Stored data entries
((
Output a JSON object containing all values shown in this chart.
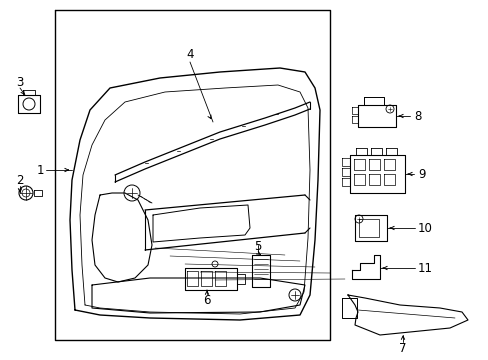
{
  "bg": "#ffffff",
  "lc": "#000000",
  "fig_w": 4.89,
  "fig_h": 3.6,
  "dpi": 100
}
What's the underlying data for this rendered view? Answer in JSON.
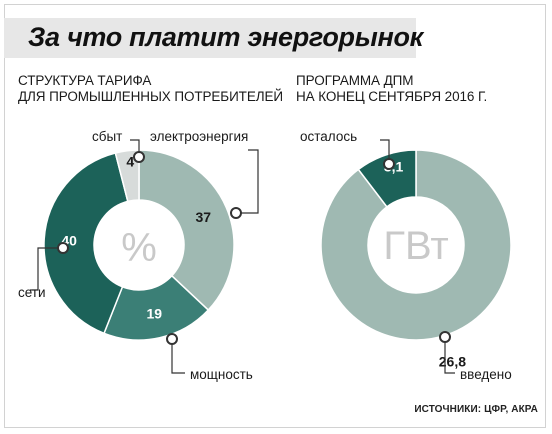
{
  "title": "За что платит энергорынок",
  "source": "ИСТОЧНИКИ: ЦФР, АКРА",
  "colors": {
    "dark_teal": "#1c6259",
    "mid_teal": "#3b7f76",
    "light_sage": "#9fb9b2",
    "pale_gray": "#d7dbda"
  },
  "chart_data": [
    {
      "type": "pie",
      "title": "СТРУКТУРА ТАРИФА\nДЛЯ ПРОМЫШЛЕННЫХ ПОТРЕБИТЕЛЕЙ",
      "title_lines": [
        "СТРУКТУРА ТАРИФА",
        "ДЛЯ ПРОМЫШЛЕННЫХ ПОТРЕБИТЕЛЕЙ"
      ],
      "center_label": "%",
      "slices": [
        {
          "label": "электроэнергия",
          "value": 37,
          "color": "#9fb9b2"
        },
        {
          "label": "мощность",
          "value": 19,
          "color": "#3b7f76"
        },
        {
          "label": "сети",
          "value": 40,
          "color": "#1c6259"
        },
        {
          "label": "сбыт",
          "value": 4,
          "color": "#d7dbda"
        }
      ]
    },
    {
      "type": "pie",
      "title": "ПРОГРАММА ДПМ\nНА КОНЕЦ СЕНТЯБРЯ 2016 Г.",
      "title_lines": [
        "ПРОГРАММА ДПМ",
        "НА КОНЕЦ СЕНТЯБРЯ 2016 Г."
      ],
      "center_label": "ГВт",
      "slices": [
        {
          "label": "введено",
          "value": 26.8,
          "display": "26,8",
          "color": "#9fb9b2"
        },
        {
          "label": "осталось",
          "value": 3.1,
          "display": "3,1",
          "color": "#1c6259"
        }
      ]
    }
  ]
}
))
[Task directions]
Restate the entire listing word for word, excluding pictures.

[Task answer]
Output a JSON object containing all values shown in this chart.
{
  "bg": "#ffffff",
  "lc": "#000000",
  "fig_w": 4.89,
  "fig_h": 3.6,
  "dpi": 100
}
What's the underlying data for this rendered view? Answer in JSON.
{
  "title": "За что платит энергорынок",
  "source": "ИСТОЧНИКИ: ЦФР, АКРА",
  "colors": {
    "dark_teal": "#1c6259",
    "mid_teal": "#3b7f76",
    "light_sage": "#9fb9b2",
    "pale_gray": "#d7dbda"
  },
  "chart_data": [
    {
      "type": "pie",
      "title": "СТРУКТУРА ТАРИФА\nДЛЯ ПРОМЫШЛЕННЫХ ПОТРЕБИТЕЛЕЙ",
      "title_lines": [
        "СТРУКТУРА ТАРИФА",
        "ДЛЯ ПРОМЫШЛЕННЫХ ПОТРЕБИТЕЛЕЙ"
      ],
      "center_label": "%",
      "slices": [
        {
          "label": "электроэнергия",
          "value": 37,
          "color": "#9fb9b2"
        },
        {
          "label": "мощность",
          "value": 19,
          "color": "#3b7f76"
        },
        {
          "label": "сети",
          "value": 40,
          "color": "#1c6259"
        },
        {
          "label": "сбыт",
          "value": 4,
          "color": "#d7dbda"
        }
      ]
    },
    {
      "type": "pie",
      "title": "ПРОГРАММА ДПМ\nНА КОНЕЦ СЕНТЯБРЯ 2016 Г.",
      "title_lines": [
        "ПРОГРАММА ДПМ",
        "НА КОНЕЦ СЕНТЯБРЯ 2016 Г."
      ],
      "center_label": "ГВт",
      "slices": [
        {
          "label": "введено",
          "value": 26.8,
          "display": "26,8",
          "color": "#9fb9b2"
        },
        {
          "label": "осталось",
          "value": 3.1,
          "display": "3,1",
          "color": "#1c6259"
        }
      ]
    }
  ]
}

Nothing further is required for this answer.